課題 –
1) リビジョン制限についての抜粋によると、「wp-config.php」の中でデータベース名が書かれているのはどこですか。
2) リビジョン制限についての抜粋を二文で要約してください。
3) リビジョン制限についての抜粋を、最後の文の後から書き継いでください。

抜粋本文 –
上記の例では「4件のリビジョン」に変わっています。
「we-config.php」を編集
「we-config.php」を編集することで、リビジョンの数を制限することができます。
既にあるリビジョンを削除することはできません。今後発生するリビジョン数を制限します。
例としてXサーバーを使った場合の、やり方を示します。
\ 安心・安全のXserver、始めよう! /
- サーバーパネルを開いてログイン
- ファイルマネージャーをクリック
ファイルマネージャーのログイン画面から直接開くこともできます。
- 「ドメイン名/public_html/wp-config.php」を選択して、ダウンロードをクリック
WordPressインストール時にフォルダーを追加していると「wp-config.php」の場所が違ってきます。
例えば「ドメイン名/public_html/app/wp-config.php」
- 「we-config.php」のコピーを取っておく。
- ダウンロードした「we-config.php」をテキストエディターで開く。
- /* Add any custom values between this line and the “stop editing” line. */と/* That’s all, stop editing! Happy publishing. */の間に次のとおり記入する。
define(‘WP_POST_REVISIONS’, 3);
リビジョンの制限数は各自変更して下さい。
コメント行として、頭に/*名前追加*/、/*リビジョンを作成できる数を3に指定する*/を尻に/*名前終り*/が記述してあります。
- アップロードをクリックしてファイルを保存する。
この方法では今後発生するリビジョン数を制限するだけです。既にあるリビジョンを削除することはできません。
例えばこの方法でリビジョン数3にしても既にリビジョン数が10ある記事のリビジョン数は10のままです。しかし新規記事はリビジョン数は最大3以上になることはありません。
「phpMyAdmin」を操作
データベースの直接操作はリスクが伴いますので、必ずバックアップを取って下さい。
Xserverを例にして操作手順を説明します。
なお、Xserver以外の主要なレンタルサーバーであれば、phpMyAdminは実装されています。
- バックアップの取得
- phpMyAdminへアクセス
- リビジョンを操作しているテーブルを確認
- SQLクエリを実行してリビジョンを削除
- サーバーパネルを開いてログイン
- MySQLバックアップをクリック
- 現在のMySQLをダウンロードをクリック
複数のデータベースがある場合は、データベース名で判断する。
データベースと対象サイト(ブログ)の関係がわからないときは「wp-config.php」で確認して下さい。
- Xserverのファイルマネージャを開く。
- 「ドメイン名/public_html/wp-config.php」を選択して、ダウンロードをクリック
- ダウンロードした「we-config.php」をテキストエディターで開く。
- 「DB_NAME」の次に書いてあるのがデータベース名です。
※ 「DB_NAME」と「DB_PASSWORD」はphpMyAdminへアクセスするときに必要になります。
※ Xserverの場合、サーバーサイドで自動バックアップをしています。手動バックアップをしていなくても自動復元をすることができます。

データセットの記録
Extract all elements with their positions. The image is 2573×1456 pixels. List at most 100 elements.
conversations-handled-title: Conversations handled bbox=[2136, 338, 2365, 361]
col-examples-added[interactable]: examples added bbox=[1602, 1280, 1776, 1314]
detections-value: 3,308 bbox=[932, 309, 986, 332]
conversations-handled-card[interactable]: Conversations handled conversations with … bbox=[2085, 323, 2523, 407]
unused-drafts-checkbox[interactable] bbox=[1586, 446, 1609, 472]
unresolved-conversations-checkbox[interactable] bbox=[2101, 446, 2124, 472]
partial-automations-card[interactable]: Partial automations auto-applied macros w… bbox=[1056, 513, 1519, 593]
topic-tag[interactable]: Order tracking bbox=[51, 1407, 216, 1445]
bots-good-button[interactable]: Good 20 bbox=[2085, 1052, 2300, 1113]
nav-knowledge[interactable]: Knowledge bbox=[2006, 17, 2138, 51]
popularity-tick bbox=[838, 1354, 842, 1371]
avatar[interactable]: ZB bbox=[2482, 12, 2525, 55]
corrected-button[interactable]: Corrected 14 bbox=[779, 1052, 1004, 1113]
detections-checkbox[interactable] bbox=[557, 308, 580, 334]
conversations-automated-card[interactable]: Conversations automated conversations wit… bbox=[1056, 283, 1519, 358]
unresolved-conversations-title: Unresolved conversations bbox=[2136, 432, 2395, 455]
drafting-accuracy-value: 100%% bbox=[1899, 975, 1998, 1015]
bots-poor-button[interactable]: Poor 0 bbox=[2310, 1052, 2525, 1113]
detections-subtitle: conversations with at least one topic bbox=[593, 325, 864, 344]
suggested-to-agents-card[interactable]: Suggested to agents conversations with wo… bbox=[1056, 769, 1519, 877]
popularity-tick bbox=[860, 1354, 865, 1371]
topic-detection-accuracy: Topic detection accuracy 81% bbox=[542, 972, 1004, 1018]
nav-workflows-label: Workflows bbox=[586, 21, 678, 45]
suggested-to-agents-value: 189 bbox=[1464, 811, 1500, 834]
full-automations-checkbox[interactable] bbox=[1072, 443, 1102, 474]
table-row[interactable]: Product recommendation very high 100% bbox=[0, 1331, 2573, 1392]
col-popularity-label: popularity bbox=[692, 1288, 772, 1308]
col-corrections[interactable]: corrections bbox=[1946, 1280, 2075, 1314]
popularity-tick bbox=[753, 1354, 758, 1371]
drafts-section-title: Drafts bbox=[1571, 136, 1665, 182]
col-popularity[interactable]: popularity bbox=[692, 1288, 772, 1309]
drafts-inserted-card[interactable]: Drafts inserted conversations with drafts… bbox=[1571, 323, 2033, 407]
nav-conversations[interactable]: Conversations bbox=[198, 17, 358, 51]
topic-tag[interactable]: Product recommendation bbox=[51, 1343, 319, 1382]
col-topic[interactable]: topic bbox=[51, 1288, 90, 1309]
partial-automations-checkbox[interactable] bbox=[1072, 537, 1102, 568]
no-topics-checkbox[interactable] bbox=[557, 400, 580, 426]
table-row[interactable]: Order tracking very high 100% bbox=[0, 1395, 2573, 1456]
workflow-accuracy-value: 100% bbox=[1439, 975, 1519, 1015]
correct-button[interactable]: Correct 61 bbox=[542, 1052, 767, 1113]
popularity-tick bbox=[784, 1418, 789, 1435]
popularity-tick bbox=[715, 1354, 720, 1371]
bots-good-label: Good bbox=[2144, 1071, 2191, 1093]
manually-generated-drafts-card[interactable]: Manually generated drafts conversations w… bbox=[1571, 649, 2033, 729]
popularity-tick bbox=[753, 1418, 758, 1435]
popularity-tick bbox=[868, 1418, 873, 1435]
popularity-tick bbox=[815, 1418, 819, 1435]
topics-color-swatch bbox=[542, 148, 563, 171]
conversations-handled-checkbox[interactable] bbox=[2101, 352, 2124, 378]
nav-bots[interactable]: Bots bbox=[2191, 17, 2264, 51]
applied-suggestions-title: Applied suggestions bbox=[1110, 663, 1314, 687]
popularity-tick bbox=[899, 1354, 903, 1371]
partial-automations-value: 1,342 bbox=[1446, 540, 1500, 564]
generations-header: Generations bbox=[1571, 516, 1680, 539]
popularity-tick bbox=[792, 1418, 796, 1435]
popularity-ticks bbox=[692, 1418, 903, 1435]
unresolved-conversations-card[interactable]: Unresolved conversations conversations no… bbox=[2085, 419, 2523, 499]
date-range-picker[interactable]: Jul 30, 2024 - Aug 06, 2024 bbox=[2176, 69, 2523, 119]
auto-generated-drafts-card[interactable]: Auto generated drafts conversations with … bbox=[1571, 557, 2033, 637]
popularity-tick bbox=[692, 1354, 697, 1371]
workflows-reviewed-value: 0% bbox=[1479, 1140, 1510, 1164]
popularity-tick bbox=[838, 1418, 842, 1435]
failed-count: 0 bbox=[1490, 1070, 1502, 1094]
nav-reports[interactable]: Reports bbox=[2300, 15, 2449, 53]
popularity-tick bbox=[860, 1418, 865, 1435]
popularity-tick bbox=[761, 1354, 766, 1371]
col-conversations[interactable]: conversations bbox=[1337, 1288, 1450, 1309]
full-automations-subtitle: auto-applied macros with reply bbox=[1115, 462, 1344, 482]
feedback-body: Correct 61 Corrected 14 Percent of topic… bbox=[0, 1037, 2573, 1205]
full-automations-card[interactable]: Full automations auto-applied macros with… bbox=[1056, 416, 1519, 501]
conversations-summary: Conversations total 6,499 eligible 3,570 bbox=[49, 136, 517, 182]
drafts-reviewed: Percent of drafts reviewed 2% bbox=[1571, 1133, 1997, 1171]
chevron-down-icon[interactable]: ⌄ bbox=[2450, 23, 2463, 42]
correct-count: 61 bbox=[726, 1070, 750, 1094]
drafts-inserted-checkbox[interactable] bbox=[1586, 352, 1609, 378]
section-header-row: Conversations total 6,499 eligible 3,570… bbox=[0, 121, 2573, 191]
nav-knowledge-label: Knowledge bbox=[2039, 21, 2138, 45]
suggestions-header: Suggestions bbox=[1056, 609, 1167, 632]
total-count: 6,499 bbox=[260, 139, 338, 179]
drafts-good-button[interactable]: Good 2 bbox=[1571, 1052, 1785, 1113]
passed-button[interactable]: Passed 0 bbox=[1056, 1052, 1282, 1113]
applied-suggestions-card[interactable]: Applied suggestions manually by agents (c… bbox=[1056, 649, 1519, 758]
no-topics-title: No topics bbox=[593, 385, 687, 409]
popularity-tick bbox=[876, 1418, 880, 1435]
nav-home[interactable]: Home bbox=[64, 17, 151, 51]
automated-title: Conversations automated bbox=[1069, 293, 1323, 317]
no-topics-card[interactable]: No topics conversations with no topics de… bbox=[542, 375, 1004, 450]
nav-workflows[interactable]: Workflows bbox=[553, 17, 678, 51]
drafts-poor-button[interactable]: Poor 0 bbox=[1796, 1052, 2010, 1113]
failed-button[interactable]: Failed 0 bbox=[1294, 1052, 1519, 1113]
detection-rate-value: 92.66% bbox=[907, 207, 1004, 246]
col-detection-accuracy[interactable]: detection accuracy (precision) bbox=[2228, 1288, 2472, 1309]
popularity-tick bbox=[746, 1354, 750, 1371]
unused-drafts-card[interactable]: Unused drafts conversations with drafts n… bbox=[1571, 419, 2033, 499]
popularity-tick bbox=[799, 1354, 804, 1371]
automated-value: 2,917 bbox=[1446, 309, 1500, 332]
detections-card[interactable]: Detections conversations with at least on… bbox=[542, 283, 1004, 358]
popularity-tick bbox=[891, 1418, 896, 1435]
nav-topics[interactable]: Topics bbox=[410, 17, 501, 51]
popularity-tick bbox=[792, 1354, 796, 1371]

解答 –
1) 「DB_NAME」の次に書いてあります。

2) 「wp-config.php」に「define(‘WP_POST_REVISIONS’, 3);」のように記入すると、今後発生するリビジョン数を制限できますが、既にあるリビジョンは削除できません。「phpMyAdmin」でデータベースを直接操作してリビジョンを削除する方法もありますが、リスクが伴うため必ずバックアップを取る必要があります。

3)
- phpMyAdmin(MySQL5.7)クリック
「5.7」は変更しているかもしれません。
- 「we-config.php」に書かれている「DB_NAME」と「DB_PASSWORD」を入力
- ログインクリック
- データベース名をクリック
- wp_postsをクリック
「wp」は他の文字に変更になっている場合があります。
「wp_posts」は記事関係の一覧表(テーブル)です。
投稿記事、固定記事、画像、リビジョン記事などが一覧になっています。
項目(列)名が「post_type」の値が「revision」のレコードを削除すればリビジョンはなくなります。
- SQLをクリック
- 「SELECT * FROM wp_posts WHERE 1」を削除して[DELETE FROM wp_posts WHERE post_type = “revision”;]と入力
『テーブル「wp_posts」にある項目「post_type」の値が「revision」あるレコードを削除して下さい。』という意味になります。 - 実行をクリック
- 表示をクリック
※ 「rivision」と入力されたレコードが削除されたのがわかります。
※ WordPressの投稿画面でもリビジョンが消えていることを確認して下さい。
SQLを一言でいうと「データベースを操作するための言語」となります。
削除以外にも抽出、並べ替えなど、レコードを色々操作できます。
今回は条件付き削除をおこないました。その条件を色々変えることで削除するレコードを変えることができます。
先程の例で「DELETE FROM wp_posts WHERE post_type = “revision” AND post_date < “2023-11-30 11:00:00”;」とすると、日時が2023年11月30日11時のレコードだけを削除することができます。
SQLの詳細についてはネットで多数ありますので調べてみて下さい。
FAQ
- WordPressのリビジョン機能とは?
-
WordPressの投稿履歴を保存する機能です。自動保存、履歴の閲覧と復元、変更の確認という3つの機能があります。
- WordPressのリビジョン機能のメリットとデメリットは何ですか?
-
メリットは、誤って削除した内容を復元したり、編集履歴を確認したりするのに便利なことです。
デメリットは、リビジョン数が増えてデータベースの肥大化やパフォーマンス低下を引き起こす可能性があることです。 - リビジョンを管理する方法は?
-
プラグイン(例:WP-Optimize、WP Revisions Control)の使用、wp-config.phpの編集、phpMyAdminを通じたデータベース直接操作があります。
- WordPressのリビジョン機能を安全に使いこなすためのポイントは何ですか?
-
必要のないリビジョンは定期的に削除・制限することです。また、自動保存の頻度を調整することも有効です。
また、phpMyAdminを直接操作する場合はリスクが伴うため、操作前に必ずバックアップを取ることが重要です。また、SQLクエリの正確性を確認し、慎重に操作する必要があります。
\ 安心・安全のXserver、始めよう! /
まとめ
WordPressのリビジョンは投稿の履歴を管理し、編集内容を自動保存する非常に便利な機能ですが、リビジョン数を管理しないと、データベースの肥大化やパフォーマンス低下など、さまざまな問題を引き起こす可能性があります。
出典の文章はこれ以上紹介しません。